* _RECORDED DATA_
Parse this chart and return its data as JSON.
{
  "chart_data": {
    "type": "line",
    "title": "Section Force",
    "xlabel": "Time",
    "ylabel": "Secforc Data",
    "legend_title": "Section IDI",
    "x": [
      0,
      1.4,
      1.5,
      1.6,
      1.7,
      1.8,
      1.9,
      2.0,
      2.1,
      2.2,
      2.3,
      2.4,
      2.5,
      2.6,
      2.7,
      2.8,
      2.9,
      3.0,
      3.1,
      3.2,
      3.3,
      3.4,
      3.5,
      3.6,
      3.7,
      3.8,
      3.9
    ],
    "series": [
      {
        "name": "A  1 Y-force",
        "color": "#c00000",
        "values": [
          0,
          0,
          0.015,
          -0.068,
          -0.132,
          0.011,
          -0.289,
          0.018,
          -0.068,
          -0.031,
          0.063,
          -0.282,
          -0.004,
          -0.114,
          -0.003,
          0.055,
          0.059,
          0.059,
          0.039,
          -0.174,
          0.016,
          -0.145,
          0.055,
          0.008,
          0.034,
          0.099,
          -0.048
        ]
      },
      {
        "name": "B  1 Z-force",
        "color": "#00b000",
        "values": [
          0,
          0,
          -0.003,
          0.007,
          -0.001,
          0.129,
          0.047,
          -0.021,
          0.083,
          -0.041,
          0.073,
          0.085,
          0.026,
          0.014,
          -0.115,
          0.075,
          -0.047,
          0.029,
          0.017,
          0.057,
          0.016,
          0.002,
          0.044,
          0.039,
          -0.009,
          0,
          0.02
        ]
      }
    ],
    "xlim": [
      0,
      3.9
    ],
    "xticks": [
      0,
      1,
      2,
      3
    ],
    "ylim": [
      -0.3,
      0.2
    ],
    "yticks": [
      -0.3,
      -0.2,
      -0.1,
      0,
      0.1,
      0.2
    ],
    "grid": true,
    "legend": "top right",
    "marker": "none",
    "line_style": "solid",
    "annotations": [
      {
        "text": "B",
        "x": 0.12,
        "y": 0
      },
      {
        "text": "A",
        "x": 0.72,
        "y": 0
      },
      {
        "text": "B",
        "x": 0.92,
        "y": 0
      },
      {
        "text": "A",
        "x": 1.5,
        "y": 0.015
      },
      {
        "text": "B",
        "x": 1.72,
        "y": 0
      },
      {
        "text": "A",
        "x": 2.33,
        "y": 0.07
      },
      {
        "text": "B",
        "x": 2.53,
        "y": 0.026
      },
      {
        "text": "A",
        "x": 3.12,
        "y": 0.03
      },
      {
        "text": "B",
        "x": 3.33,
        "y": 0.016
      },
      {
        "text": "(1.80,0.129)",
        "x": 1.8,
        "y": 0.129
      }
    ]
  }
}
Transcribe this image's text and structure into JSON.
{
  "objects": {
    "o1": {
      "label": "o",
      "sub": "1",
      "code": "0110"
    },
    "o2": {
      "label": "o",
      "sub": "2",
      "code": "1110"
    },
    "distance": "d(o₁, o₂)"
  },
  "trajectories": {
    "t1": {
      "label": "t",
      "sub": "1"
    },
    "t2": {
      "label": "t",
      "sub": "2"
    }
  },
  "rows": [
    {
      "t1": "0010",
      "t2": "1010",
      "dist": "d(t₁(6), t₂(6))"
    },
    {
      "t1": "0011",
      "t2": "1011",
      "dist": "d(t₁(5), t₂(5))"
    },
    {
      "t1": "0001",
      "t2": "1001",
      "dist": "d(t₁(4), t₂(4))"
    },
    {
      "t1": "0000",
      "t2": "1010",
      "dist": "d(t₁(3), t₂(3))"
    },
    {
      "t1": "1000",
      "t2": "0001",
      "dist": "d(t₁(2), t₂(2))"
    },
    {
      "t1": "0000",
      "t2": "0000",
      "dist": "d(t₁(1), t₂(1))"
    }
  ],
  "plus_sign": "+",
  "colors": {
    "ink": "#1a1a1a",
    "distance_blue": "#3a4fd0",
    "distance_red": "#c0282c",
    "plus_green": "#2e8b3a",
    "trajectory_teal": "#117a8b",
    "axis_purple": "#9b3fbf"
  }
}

* _WHAT THE EXERCISE ASKS_
Work out how many lines of the data hold the string "Section". Reply with that number alone.

* _THE SOLUTION_
2